§ **EXERCISE**: Give only the number of lines in the data that contain the word "Attorneys".

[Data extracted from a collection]

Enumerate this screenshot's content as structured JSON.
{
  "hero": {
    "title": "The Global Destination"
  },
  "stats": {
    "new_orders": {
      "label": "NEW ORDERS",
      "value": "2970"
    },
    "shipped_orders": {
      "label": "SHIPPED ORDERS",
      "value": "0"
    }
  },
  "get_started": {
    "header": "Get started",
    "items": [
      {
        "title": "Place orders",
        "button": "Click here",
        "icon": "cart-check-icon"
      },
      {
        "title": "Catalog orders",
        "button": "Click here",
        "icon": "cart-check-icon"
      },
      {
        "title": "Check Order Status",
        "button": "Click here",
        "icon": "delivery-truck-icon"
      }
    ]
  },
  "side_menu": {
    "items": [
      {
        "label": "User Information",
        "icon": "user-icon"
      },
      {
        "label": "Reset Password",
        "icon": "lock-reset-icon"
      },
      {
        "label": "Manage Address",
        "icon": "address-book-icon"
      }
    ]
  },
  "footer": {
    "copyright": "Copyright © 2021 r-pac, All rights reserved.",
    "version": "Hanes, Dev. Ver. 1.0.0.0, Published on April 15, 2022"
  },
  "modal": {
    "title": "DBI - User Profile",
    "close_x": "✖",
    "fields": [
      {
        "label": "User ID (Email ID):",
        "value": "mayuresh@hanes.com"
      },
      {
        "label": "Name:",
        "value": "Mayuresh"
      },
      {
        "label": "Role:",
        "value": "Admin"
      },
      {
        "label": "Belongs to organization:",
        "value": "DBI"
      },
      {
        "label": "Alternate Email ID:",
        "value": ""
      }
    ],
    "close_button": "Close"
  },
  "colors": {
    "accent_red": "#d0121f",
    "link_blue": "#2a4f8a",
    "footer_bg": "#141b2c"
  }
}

--

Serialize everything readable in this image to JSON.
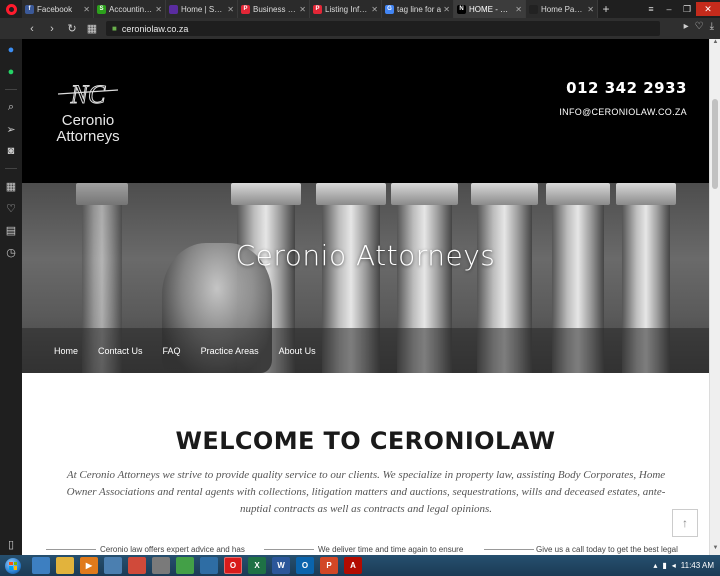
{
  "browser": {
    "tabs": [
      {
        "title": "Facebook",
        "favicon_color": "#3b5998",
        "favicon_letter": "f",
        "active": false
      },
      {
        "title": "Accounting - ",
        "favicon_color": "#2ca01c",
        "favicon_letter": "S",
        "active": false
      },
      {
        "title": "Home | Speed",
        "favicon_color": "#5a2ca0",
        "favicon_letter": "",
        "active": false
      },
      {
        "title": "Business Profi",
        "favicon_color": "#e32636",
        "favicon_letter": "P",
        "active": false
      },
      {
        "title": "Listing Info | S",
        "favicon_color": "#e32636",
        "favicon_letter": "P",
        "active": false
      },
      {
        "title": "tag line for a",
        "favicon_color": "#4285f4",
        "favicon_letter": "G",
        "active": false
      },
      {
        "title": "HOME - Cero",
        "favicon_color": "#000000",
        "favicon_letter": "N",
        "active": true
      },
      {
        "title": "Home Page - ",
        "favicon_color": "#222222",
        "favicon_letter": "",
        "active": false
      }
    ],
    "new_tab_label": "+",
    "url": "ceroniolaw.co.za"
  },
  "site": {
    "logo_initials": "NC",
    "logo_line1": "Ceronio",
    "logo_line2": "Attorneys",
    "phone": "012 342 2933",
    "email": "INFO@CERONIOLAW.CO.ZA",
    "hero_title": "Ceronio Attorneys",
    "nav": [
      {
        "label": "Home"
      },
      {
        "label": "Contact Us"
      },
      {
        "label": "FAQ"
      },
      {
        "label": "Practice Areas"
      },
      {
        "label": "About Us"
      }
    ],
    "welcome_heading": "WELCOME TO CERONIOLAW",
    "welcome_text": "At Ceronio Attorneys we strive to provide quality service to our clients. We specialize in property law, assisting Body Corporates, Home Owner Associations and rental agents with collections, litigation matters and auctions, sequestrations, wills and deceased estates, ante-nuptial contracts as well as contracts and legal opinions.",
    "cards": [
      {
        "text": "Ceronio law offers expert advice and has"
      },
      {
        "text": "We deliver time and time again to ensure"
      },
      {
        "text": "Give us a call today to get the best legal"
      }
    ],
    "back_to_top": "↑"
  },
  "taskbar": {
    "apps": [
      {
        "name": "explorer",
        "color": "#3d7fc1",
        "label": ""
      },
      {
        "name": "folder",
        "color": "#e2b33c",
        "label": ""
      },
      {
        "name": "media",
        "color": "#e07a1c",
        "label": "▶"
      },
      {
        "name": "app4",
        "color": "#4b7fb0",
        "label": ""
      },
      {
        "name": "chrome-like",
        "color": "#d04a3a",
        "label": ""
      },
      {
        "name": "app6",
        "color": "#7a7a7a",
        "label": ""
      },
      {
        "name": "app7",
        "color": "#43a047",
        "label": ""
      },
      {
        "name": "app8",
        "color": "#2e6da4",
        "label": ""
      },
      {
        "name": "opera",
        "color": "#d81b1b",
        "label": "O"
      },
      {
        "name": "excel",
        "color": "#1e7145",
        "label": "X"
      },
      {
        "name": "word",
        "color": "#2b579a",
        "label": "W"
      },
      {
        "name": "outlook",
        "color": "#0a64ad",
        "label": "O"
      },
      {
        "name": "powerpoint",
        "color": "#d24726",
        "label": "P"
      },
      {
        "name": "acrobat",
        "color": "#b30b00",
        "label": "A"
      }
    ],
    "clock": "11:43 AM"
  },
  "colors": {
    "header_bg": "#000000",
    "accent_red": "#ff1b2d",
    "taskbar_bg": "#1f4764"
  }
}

§ **THE RESULT**: 3